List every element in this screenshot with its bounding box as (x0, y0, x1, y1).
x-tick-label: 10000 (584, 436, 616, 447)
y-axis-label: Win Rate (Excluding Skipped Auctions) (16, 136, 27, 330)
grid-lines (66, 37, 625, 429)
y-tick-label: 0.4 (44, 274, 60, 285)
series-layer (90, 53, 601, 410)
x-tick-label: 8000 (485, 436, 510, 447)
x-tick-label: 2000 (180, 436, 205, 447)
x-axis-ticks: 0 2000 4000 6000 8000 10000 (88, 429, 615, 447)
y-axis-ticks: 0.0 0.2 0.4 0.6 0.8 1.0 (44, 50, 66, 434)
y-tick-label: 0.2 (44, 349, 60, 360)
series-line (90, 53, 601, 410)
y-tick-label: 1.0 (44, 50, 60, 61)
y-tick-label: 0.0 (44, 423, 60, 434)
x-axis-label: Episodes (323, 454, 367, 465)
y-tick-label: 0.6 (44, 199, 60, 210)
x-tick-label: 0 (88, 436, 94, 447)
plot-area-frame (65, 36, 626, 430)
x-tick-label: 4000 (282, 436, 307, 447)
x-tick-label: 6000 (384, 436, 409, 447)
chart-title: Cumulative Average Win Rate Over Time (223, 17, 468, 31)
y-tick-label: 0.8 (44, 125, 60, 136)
★ ★ ★
» DIRECTIVE: Retype the listing above line for line, keeping all of its wording, numbers and punctuation unchanged.

» COMPLETED TASK:
List every element in this screenshot with its bounding box as (x0, y0, x1, y1).
x-tick-label: 10000 (584, 436, 616, 447)
y-axis-label: Win Rate (Excluding Skipped Auctions) (16, 136, 27, 330)
grid-lines (66, 37, 625, 429)
y-tick-label: 0.4 (44, 274, 60, 285)
series-layer (90, 53, 601, 410)
x-tick-label: 8000 (485, 436, 510, 447)
x-tick-label: 2000 (180, 436, 205, 447)
x-axis-ticks: 0 2000 4000 6000 8000 10000 (88, 429, 615, 447)
y-axis-ticks: 0.0 0.2 0.4 0.6 0.8 1.0 (44, 50, 66, 434)
y-tick-label: 0.2 (44, 349, 60, 360)
series-line (90, 53, 601, 410)
y-tick-label: 1.0 (44, 50, 60, 61)
y-tick-label: 0.0 (44, 423, 60, 434)
x-axis-label: Episodes (323, 454, 367, 465)
y-tick-label: 0.6 (44, 199, 60, 210)
x-tick-label: 0 (88, 436, 94, 447)
plot-area-frame (65, 36, 626, 430)
x-tick-label: 4000 (282, 436, 307, 447)
x-tick-label: 6000 (384, 436, 409, 447)
chart-title: Cumulative Average Win Rate Over Time (223, 17, 468, 31)
y-tick-label: 0.8 (44, 125, 60, 136)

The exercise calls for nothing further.